- **Given exercise**
Each record is to be transcribed exactly.

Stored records
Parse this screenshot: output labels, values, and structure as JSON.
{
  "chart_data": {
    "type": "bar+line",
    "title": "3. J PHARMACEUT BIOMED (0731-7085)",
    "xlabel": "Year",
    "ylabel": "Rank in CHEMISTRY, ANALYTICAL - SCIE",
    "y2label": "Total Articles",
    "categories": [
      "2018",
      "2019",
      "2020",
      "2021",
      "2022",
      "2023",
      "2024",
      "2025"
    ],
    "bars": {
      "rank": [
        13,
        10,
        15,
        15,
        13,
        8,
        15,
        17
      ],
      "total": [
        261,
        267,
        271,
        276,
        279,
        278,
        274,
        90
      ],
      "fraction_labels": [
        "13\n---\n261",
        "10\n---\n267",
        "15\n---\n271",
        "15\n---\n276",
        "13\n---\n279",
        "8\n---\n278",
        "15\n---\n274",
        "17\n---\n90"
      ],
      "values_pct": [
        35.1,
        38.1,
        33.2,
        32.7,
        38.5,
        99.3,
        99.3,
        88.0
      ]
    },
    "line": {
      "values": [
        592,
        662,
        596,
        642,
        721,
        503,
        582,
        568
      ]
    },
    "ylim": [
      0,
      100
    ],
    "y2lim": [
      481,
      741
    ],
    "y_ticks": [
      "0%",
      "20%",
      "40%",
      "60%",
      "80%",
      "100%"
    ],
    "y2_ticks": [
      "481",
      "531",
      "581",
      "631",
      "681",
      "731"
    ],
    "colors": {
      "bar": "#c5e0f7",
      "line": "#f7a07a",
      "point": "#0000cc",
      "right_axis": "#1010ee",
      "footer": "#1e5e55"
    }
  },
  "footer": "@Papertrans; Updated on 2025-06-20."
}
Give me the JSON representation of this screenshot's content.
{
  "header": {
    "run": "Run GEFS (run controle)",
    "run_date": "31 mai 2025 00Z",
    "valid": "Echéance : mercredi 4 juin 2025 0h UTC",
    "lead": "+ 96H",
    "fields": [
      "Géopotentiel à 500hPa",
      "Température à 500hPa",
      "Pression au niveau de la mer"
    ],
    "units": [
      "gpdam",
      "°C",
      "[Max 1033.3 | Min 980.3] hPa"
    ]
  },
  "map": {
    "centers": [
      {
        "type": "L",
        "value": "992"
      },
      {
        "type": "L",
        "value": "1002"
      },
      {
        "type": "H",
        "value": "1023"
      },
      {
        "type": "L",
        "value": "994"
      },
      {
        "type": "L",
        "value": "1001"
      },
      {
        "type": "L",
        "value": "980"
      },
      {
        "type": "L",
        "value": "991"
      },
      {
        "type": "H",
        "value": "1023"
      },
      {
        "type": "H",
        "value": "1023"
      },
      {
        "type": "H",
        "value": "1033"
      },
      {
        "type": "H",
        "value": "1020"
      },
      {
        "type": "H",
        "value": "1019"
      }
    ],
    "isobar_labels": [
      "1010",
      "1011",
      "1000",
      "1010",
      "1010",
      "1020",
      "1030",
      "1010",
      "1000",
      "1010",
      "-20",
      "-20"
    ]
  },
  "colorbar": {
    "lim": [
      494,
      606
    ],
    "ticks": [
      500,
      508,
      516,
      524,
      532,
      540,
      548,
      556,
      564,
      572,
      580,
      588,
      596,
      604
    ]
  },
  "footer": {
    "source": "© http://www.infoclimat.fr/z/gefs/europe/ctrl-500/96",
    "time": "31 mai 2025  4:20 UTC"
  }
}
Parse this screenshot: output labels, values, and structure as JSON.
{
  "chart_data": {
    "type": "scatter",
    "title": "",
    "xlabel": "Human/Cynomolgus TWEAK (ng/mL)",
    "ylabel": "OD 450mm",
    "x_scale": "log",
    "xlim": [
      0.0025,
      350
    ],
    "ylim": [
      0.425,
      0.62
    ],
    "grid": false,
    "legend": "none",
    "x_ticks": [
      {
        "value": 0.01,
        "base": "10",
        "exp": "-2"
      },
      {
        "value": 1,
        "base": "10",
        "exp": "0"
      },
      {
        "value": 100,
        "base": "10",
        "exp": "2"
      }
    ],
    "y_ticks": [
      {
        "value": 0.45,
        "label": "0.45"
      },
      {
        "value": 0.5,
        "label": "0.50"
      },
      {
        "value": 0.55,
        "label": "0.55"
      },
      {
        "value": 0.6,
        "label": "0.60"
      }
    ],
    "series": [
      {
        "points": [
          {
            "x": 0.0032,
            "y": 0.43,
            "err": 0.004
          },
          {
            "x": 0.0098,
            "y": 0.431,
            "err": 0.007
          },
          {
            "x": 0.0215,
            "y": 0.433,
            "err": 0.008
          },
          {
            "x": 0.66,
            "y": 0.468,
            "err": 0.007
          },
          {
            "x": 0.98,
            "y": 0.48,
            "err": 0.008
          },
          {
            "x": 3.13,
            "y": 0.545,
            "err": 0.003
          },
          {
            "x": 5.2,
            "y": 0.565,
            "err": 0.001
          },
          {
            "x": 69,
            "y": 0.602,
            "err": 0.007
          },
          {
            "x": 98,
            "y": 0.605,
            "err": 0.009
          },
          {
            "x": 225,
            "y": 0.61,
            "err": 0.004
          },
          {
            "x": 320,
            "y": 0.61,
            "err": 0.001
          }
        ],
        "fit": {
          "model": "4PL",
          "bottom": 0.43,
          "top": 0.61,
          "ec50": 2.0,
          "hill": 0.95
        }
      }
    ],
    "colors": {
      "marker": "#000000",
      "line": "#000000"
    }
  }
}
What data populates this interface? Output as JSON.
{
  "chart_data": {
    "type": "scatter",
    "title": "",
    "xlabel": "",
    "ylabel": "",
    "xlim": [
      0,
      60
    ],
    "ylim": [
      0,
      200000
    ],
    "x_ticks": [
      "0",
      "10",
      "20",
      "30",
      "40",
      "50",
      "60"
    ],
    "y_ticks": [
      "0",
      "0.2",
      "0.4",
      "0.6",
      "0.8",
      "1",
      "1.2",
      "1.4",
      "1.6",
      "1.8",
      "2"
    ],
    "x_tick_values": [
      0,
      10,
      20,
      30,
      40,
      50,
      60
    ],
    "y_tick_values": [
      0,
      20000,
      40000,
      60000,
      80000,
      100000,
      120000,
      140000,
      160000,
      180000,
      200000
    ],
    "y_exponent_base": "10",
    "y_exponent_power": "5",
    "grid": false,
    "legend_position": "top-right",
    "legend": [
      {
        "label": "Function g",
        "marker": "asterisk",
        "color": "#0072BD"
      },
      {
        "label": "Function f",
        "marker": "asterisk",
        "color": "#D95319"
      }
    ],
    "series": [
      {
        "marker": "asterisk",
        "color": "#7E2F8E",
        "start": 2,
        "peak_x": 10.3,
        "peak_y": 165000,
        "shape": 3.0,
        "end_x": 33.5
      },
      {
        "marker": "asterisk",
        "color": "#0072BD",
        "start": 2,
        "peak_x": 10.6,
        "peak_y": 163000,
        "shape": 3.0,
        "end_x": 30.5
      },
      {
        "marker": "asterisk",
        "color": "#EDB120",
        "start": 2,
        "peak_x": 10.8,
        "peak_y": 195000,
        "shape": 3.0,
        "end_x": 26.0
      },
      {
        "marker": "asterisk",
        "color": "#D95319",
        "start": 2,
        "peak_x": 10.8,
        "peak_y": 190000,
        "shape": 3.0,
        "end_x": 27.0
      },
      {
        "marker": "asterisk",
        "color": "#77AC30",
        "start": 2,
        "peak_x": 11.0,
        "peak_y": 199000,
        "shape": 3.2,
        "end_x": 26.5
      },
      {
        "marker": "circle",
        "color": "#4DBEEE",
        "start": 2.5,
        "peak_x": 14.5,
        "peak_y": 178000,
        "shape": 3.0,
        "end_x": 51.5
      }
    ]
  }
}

- **Written response**
Parse this screenshot: output labels, values, and structure as JSON.
{
  "chart_data": {
    "type": "bar+line",
    "title": "3. J PHARMACEUT BIOMED (0731-7085)",
    "xlabel": "Year",
    "ylabel": "Rank in CHEMISTRY, ANALYTICAL - SCIE",
    "y2label": "Total Articles",
    "categories": [
      "2018",
      "2019",
      "2020",
      "2021",
      "2022",
      "2023",
      "2024",
      "2025"
    ],
    "bars": {
      "rank": [
        13,
        10,
        15,
        15,
        13,
        8,
        15,
        17
      ],
      "total": [
        261,
        267,
        271,
        276,
        279,
        278,
        274,
        90
      ],
      "fraction_labels": [
        "13\n---\n261",
        "10\n---\n267",
        "15\n---\n271",
        "15\n---\n276",
        "13\n---\n279",
        "8\n---\n278",
        "15\n---\n274",
        "17\n---\n90"
      ],
      "values_pct": [
        35.1,
        38.1,
        33.2,
        32.7,
        38.5,
        99.3,
        99.3,
        88.0
      ]
    },
    "line": {
      "values": [
        592,
        662,
        596,
        642,
        721,
        503,
        582,
        568
      ]
    },
    "ylim": [
      0,
      100
    ],
    "y2lim": [
      481,
      741
    ],
    "y_ticks": [
      "0%",
      "20%",
      "40%",
      "60%",
      "80%",
      "100%"
    ],
    "y2_ticks": [
      "481",
      "531",
      "581",
      "631",
      "681",
      "731"
    ],
    "colors": {
      "bar": "#c5e0f7",
      "line": "#f7a07a",
      "point": "#0000cc",
      "right_axis": "#1010ee",
      "footer": "#1e5e55"
    }
  },
  "footer": "@Papertrans; Updated on 2025-06-20."
}
Give me the JSON representation of this screenshot's content.
{
  "header": {
    "run": "Run GEFS (run controle)",
    "run_date": "31 mai 2025 00Z",
    "valid": "Echéance : mercredi 4 juin 2025 0h UTC",
    "lead": "+ 96H",
    "fields": [
      "Géopotentiel à 500hPa",
      "Température à 500hPa",
      "Pression au niveau de la mer"
    ],
    "units": [
      "gpdam",
      "°C",
      "[Max 1033.3 | Min 980.3] hPa"
    ]
  },
  "map": {
    "centers": [
      {
        "type": "L",
        "value": "992"
      },
      {
        "type": "L",
        "value": "1002"
      },
      {
        "type": "H",
        "value": "1023"
      },
      {
        "type": "L",
        "value": "994"
      },
      {
        "type": "L",
        "value": "1001"
      },
      {
        "type": "L",
        "value": "980"
      },
      {
        "type": "L",
        "value": "991"
      },
      {
        "type": "H",
        "value": "1023"
      },
      {
        "type": "H",
        "value": "1023"
      },
      {
        "type": "H",
        "value": "1033"
      },
      {
        "type": "H",
        "value": "1020"
      },
      {
        "type": "H",
        "value": "1019"
      }
    ],
    "isobar_labels": [
      "1010",
      "1011",
      "1000",
      "1010",
      "1010",
      "1020",
      "1030",
      "1010",
      "1000",
      "1010",
      "-20",
      "-20"
    ]
  },
  "colorbar": {
    "lim": [
      494,
      606
    ],
    "ticks": [
      500,
      508,
      516,
      524,
      532,
      540,
      548,
      556,
      564,
      572,
      580,
      588,
      596,
      604
    ]
  },
  "footer": {
    "source": "© http://www.infoclimat.fr/z/gefs/europe/ctrl-500/96",
    "time": "31 mai 2025  4:20 UTC"
  }
}
Parse this screenshot: output labels, values, and structure as JSON.
{
  "chart_data": {
    "type": "scatter",
    "title": "",
    "xlabel": "Human/Cynomolgus TWEAK (ng/mL)",
    "ylabel": "OD 450mm",
    "x_scale": "log",
    "xlim": [
      0.0025,
      350
    ],
    "ylim": [
      0.425,
      0.62
    ],
    "grid": false,
    "legend": "none",
    "x_ticks": [
      {
        "value": 0.01,
        "base": "10",
        "exp": "-2"
      },
      {
        "value": 1,
        "base": "10",
        "exp": "0"
      },
      {
        "value": 100,
        "base": "10",
        "exp": "2"
      }
    ],
    "y_ticks": [
      {
        "value": 0.45,
        "label": "0.45"
      },
      {
        "value": 0.5,
        "label": "0.50"
      },
      {
        "value": 0.55,
        "label": "0.55"
      },
      {
        "value": 0.6,
        "label": "0.60"
      }
    ],
    "series": [
      {
        "points": [
          {
            "x": 0.0032,
            "y": 0.43,
            "err": 0.004
          },
          {
            "x": 0.0098,
            "y": 0.431,
            "err": 0.007
          },
          {
            "x": 0.0215,
            "y": 0.433,
            "err": 0.008
          },
          {
            "x": 0.66,
            "y": 0.468,
            "err": 0.007
          },
          {
            "x": 0.98,
            "y": 0.48,
            "err": 0.008
          },
          {
            "x": 3.13,
            "y": 0.545,
            "err": 0.003
          },
          {
            "x": 5.2,
            "y": 0.565,
            "err": 0.001
          },
          {
            "x": 69,
            "y": 0.602,
            "err": 0.007
          },
          {
            "x": 98,
            "y": 0.605,
            "err": 0.009
          },
          {
            "x": 225,
            "y": 0.61,
            "err": 0.004
          },
          {
            "x": 320,
            "y": 0.61,
            "err": 0.001
          }
        ],
        "fit": {
          "model": "4PL",
          "bottom": 0.43,
          "top": 0.61,
          "ec50": 2.0,
          "hill": 0.95
        }
      }
    ],
    "colors": {
      "marker": "#000000",
      "line": "#000000"
    }
  }
}
What data populates this interface? Output as JSON.
{
  "chart_data": {
    "type": "scatter",
    "title": "",
    "xlabel": "",
    "ylabel": "",
    "xlim": [
      0,
      60
    ],
    "ylim": [
      0,
      200000
    ],
    "x_ticks": [
      "0",
      "10",
      "20",
      "30",
      "40",
      "50",
      "60"
    ],
    "y_ticks": [
      "0",
      "0.2",
      "0.4",
      "0.6",
      "0.8",
      "1",
      "1.2",
      "1.4",
      "1.6",
      "1.8",
      "2"
    ],
    "x_tick_values": [
      0,
      10,
      20,
      30,
      40,
      50,
      60
    ],
    "y_tick_values": [
      0,
      20000,
      40000,
      60000,
      80000,
      100000,
      120000,
      140000,
      160000,
      180000,
      200000
    ],
    "y_exponent_base": "10",
    "y_exponent_power": "5",
    "grid": false,
    "legend_position": "top-right",
    "legend": [
      {
        "label": "Function g",
        "marker": "asterisk",
        "color": "#0072BD"
      },
      {
        "label": "Function f",
        "marker": "asterisk",
        "color": "#D95319"
      }
    ],
    "series": [
      {
        "marker": "asterisk",
        "color": "#7E2F8E",
        "start": 2,
        "peak_x": 10.3,
        "peak_y": 165000,
        "shape": 3.0,
        "end_x": 33.5
      },
      {
        "marker": "asterisk",
        "color": "#0072BD",
        "start": 2,
        "peak_x": 10.6,
        "peak_y": 163000,
        "shape": 3.0,
        "end_x": 30.5
      },
      {
        "marker": "asterisk",
        "color": "#EDB120",
        "start": 2,
        "peak_x": 10.8,
        "peak_y": 195000,
        "shape": 3.0,
        "end_x": 26.0
      },
      {
        "marker": "asterisk",
        "color": "#D95319",
        "start": 2,
        "peak_x": 10.8,
        "peak_y": 190000,
        "shape": 3.0,
        "end_x": 27.0
      },
      {
        "marker": "asterisk",
        "color": "#77AC30",
        "start": 2,
        "peak_x": 11.0,
        "peak_y": 199000,
        "shape": 3.2,
        "end_x": 26.5
      },
      {
        "marker": "circle",
        "color": "#4DBEEE",
        "start": 2.5,
        "peak_x": 14.5,
        "peak_y": 178000,
        "shape": 3.0,
        "end_x": 51.5
      }
    ]
  }
}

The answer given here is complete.